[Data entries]
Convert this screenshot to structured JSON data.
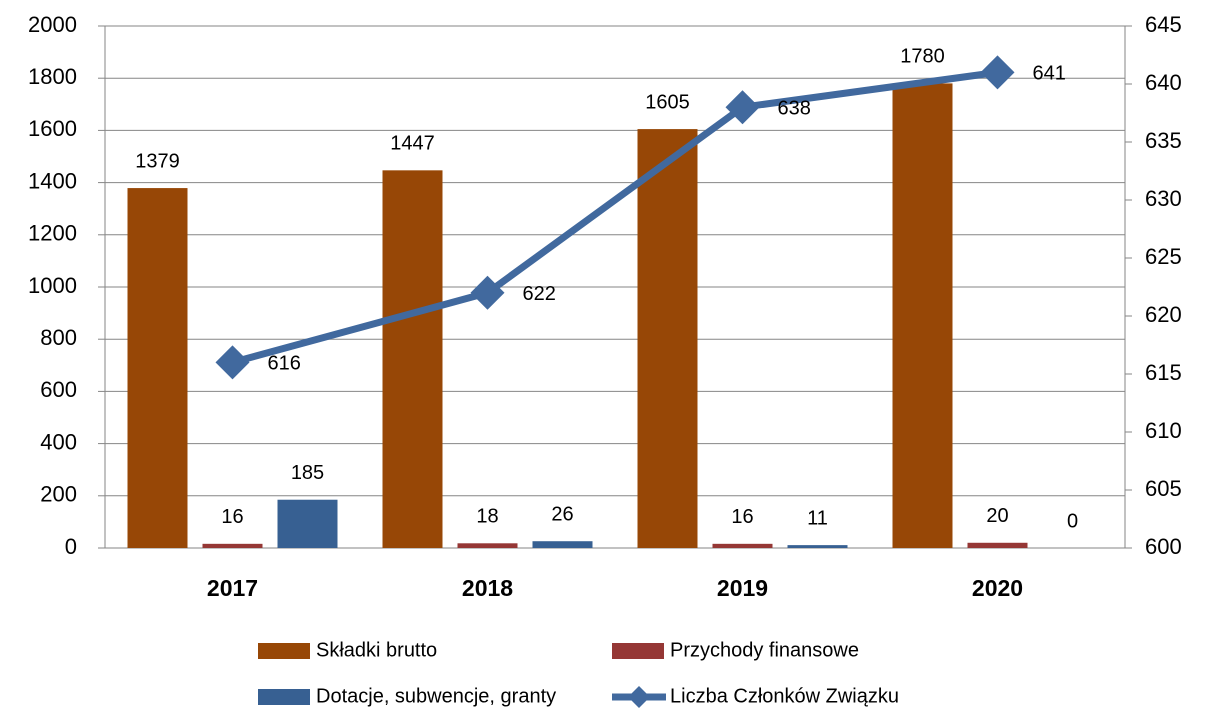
{
  "chart_data": {
    "type": "bar",
    "categories": [
      "2017",
      "2018",
      "2019",
      "2020"
    ],
    "series": [
      {
        "name": "Składki brutto",
        "color": "#974706",
        "values": [
          1379,
          1447,
          1605,
          1780
        ]
      },
      {
        "name": "Przychody finansowe",
        "color": "#953735",
        "values": [
          16,
          18,
          16,
          20
        ]
      },
      {
        "name": "Dotacje, subwencje, granty",
        "color": "#376092",
        "values": [
          185,
          26,
          11,
          0
        ]
      },
      {
        "name": "Liczba Członków Związku",
        "type": "line",
        "axis": "y2",
        "color": "#41699e",
        "values": [
          616,
          622,
          638,
          641
        ]
      }
    ],
    "ylim": [
      0,
      2000
    ],
    "yticks": [
      0,
      200,
      400,
      600,
      800,
      1000,
      1200,
      1400,
      1600,
      1800,
      2000
    ],
    "y2lim": [
      600,
      645
    ],
    "y2ticks": [
      600,
      605,
      610,
      615,
      620,
      625,
      630,
      635,
      640,
      645
    ],
    "grid": true,
    "legend": "bottom"
  }
}
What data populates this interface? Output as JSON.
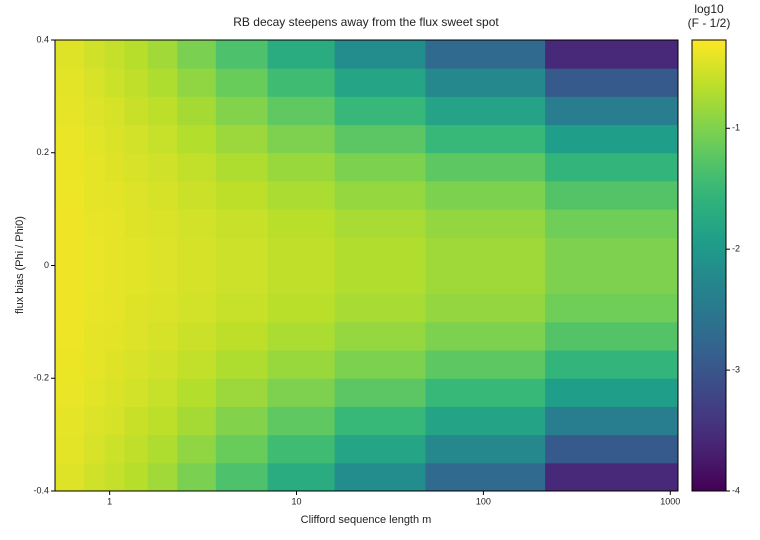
{
  "chart_data": {
    "type": "heatmap",
    "title": "RB decay steepens away from the flux sweet spot",
    "xlabel": "Clifford sequence length m",
    "ylabel": "flux bias (Phi / Phi0)",
    "colorbar_title": [
      "log10",
      "(F - 1/2)"
    ],
    "xscale": "log",
    "xlim": [
      0.51,
      1100
    ],
    "xticks": [
      1,
      10,
      100,
      1000
    ],
    "ylim": [
      -0.4,
      0.4
    ],
    "yticks": [
      0.4,
      0.2,
      0,
      -0.2,
      -0.4
    ],
    "clim": [
      -4,
      -0.27
    ],
    "cticks": [
      -1,
      -2,
      -3,
      -4
    ],
    "colormap": "viridis",
    "xbins": [
      0.51,
      0.73,
      0.94,
      1.2,
      1.6,
      2.3,
      3.7,
      7,
      16,
      49,
      214,
      1100
    ],
    "ybins": [
      -0.4,
      -0.35,
      -0.3,
      -0.25,
      -0.2,
      -0.15,
      -0.1,
      -0.05,
      0,
      0.05,
      0.1,
      0.15,
      0.2,
      0.25,
      0.3,
      0.35,
      0.4
    ],
    "z": [
      [
        -0.44,
        -0.53,
        -0.59,
        -0.68,
        -0.8,
        -1.03,
        -1.34,
        -1.7,
        -2.19,
        -2.73,
        -3.59
      ],
      [
        -0.42,
        -0.49,
        -0.55,
        -0.62,
        -0.72,
        -0.9,
        -1.14,
        -1.43,
        -1.82,
        -2.25,
        -2.95
      ],
      [
        -0.4,
        -0.46,
        -0.5,
        -0.57,
        -0.64,
        -0.78,
        -0.98,
        -1.2,
        -1.5,
        -1.84,
        -2.4
      ],
      [
        -0.38,
        -0.43,
        -0.47,
        -0.52,
        -0.58,
        -0.69,
        -0.83,
        -1.01,
        -1.24,
        -1.5,
        -1.93
      ],
      [
        -0.37,
        -0.41,
        -0.44,
        -0.49,
        -0.53,
        -0.61,
        -0.72,
        -0.85,
        -1.02,
        -1.22,
        -1.56
      ],
      [
        -0.36,
        -0.4,
        -0.42,
        -0.46,
        -0.5,
        -0.56,
        -0.64,
        -0.74,
        -0.87,
        -1.02,
        -1.29
      ],
      [
        -0.35,
        -0.39,
        -0.41,
        -0.44,
        -0.47,
        -0.52,
        -0.58,
        -0.66,
        -0.76,
        -0.88,
        -1.1
      ],
      [
        -0.35,
        -0.38,
        -0.4,
        -0.43,
        -0.46,
        -0.5,
        -0.55,
        -0.62,
        -0.71,
        -0.81,
        -1.01
      ],
      [
        -0.35,
        -0.38,
        -0.4,
        -0.43,
        -0.46,
        -0.5,
        -0.55,
        -0.62,
        -0.71,
        -0.81,
        -1.01
      ],
      [
        -0.35,
        -0.39,
        -0.41,
        -0.44,
        -0.47,
        -0.52,
        -0.58,
        -0.66,
        -0.76,
        -0.88,
        -1.1
      ],
      [
        -0.36,
        -0.4,
        -0.42,
        -0.46,
        -0.5,
        -0.56,
        -0.64,
        -0.74,
        -0.87,
        -1.02,
        -1.29
      ],
      [
        -0.37,
        -0.41,
        -0.44,
        -0.49,
        -0.53,
        -0.61,
        -0.72,
        -0.85,
        -1.02,
        -1.22,
        -1.56
      ],
      [
        -0.38,
        -0.43,
        -0.47,
        -0.52,
        -0.58,
        -0.69,
        -0.83,
        -1.01,
        -1.24,
        -1.5,
        -1.93
      ],
      [
        -0.4,
        -0.46,
        -0.5,
        -0.57,
        -0.64,
        -0.78,
        -0.98,
        -1.2,
        -1.5,
        -1.84,
        -2.4
      ],
      [
        -0.42,
        -0.49,
        -0.55,
        -0.62,
        -0.72,
        -0.9,
        -1.14,
        -1.43,
        -1.82,
        -2.25,
        -2.95
      ],
      [
        -0.44,
        -0.53,
        -0.59,
        -0.68,
        -0.8,
        -1.03,
        -1.34,
        -1.7,
        -2.19,
        -2.73,
        -3.59
      ]
    ]
  }
}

[EXERCISE] Write every record out again exactly; no pictures belong in the copy.

[TASK ANSWER]
Convert this screenshot to structured JSON data.
{
  "chart_data": {
    "type": "bar",
    "categories": [
      "2017",
      "2018",
      "2019",
      "2020"
    ],
    "series": [
      {
        "name": "Składki brutto",
        "color": "#974706",
        "values": [
          1379,
          1447,
          1605,
          1780
        ]
      },
      {
        "name": "Przychody finansowe",
        "color": "#953735",
        "values": [
          16,
          18,
          16,
          20
        ]
      },
      {
        "name": "Dotacje, subwencje, granty",
        "color": "#376092",
        "values": [
          185,
          26,
          11,
          0
        ]
      },
      {
        "name": "Liczba Członków Związku",
        "type": "line",
        "axis": "y2",
        "color": "#41699e",
        "values": [
          616,
          622,
          638,
          641
        ]
      }
    ],
    "ylim": [
      0,
      2000
    ],
    "yticks": [
      0,
      200,
      400,
      600,
      800,
      1000,
      1200,
      1400,
      1600,
      1800,
      2000
    ],
    "y2lim": [
      600,
      645
    ],
    "y2ticks": [
      600,
      605,
      610,
      615,
      620,
      625,
      630,
      635,
      640,
      645
    ],
    "grid": true,
    "legend": "bottom"
  }
}
What data populates this interface? Output as JSON.
{
  "chart_data": {
    "type": "heatmap",
    "title": "RB decay steepens away from the flux sweet spot",
    "xlabel": "Clifford sequence length m",
    "ylabel": "flux bias (Phi / Phi0)",
    "colorbar_title": [
      "log10",
      "(F - 1/2)"
    ],
    "xscale": "log",
    "xlim": [
      0.51,
      1100
    ],
    "xticks": [
      1,
      10,
      100,
      1000
    ],
    "ylim": [
      -0.4,
      0.4
    ],
    "yticks": [
      0.4,
      0.2,
      0,
      -0.2,
      -0.4
    ],
    "clim": [
      -4,
      -0.27
    ],
    "cticks": [
      -1,
      -2,
      -3,
      -4
    ],
    "colormap": "viridis",
    "xbins": [
      0.51,
      0.73,
      0.94,
      1.2,
      1.6,
      2.3,
      3.7,
      7,
      16,
      49,
      214,
      1100
    ],
    "ybins": [
      -0.4,
      -0.35,
      -0.3,
      -0.25,
      -0.2,
      -0.15,
      -0.1,
      -0.05,
      0,
      0.05,
      0.1,
      0.15,
      0.2,
      0.25,
      0.3,
      0.35,
      0.4
    ],
    "z": [
      [
        -0.44,
        -0.53,
        -0.59,
        -0.68,
        -0.8,
        -1.03,
        -1.34,
        -1.7,
        -2.19,
        -2.73,
        -3.59
      ],
      [
        -0.42,
        -0.49,
        -0.55,
        -0.62,
        -0.72,
        -0.9,
        -1.14,
        -1.43,
        -1.82,
        -2.25,
        -2.95
      ],
      [
        -0.4,
        -0.46,
        -0.5,
        -0.57,
        -0.64,
        -0.78,
        -0.98,
        -1.2,
        -1.5,
        -1.84,
        -2.4
      ],
      [
        -0.38,
        -0.43,
        -0.47,
        -0.52,
        -0.58,
        -0.69,
        -0.83,
        -1.01,
        -1.24,
        -1.5,
        -1.93
      ],
      [
        -0.37,
        -0.41,
        -0.44,
        -0.49,
        -0.53,
        -0.61,
        -0.72,
        -0.85,
        -1.02,
        -1.22,
        -1.56
      ],
      [
        -0.36,
        -0.4,
        -0.42,
        -0.46,
        -0.5,
        -0.56,
        -0.64,
        -0.74,
        -0.87,
        -1.02,
        -1.29
      ],
      [
        -0.35,
        -0.39,
        -0.41,
        -0.44,
        -0.47,
        -0.52,
        -0.58,
        -0.66,
        -0.76,
        -0.88,
        -1.1
      ],
      [
        -0.35,
        -0.38,
        -0.4,
        -0.43,
        -0.46,
        -0.5,
        -0.55,
        -0.62,
        -0.71,
        -0.81,
        -1.01
      ],
      [
        -0.35,
        -0.38,
        -0.4,
        -0.43,
        -0.46,
        -0.5,
        -0.55,
        -0.62,
        -0.71,
        -0.81,
        -1.01
      ],
      [
        -0.35,
        -0.39,
        -0.41,
        -0.44,
        -0.47,
        -0.52,
        -0.58,
        -0.66,
        -0.76,
        -0.88,
        -1.1
      ],
      [
        -0.36,
        -0.4,
        -0.42,
        -0.46,
        -0.5,
        -0.56,
        -0.64,
        -0.74,
        -0.87,
        -1.02,
        -1.29
      ],
      [
        -0.37,
        -0.41,
        -0.44,
        -0.49,
        -0.53,
        -0.61,
        -0.72,
        -0.85,
        -1.02,
        -1.22,
        -1.56
      ],
      [
        -0.38,
        -0.43,
        -0.47,
        -0.52,
        -0.58,
        -0.69,
        -0.83,
        -1.01,
        -1.24,
        -1.5,
        -1.93
      ],
      [
        -0.4,
        -0.46,
        -0.5,
        -0.57,
        -0.64,
        -0.78,
        -0.98,
        -1.2,
        -1.5,
        -1.84,
        -2.4
      ],
      [
        -0.42,
        -0.49,
        -0.55,
        -0.62,
        -0.72,
        -0.9,
        -1.14,
        -1.43,
        -1.82,
        -2.25,
        -2.95
      ],
      [
        -0.44,
        -0.53,
        -0.59,
        -0.68,
        -0.8,
        -1.03,
        -1.34,
        -1.7,
        -2.19,
        -2.73,
        -3.59
      ]
    ]
  }
}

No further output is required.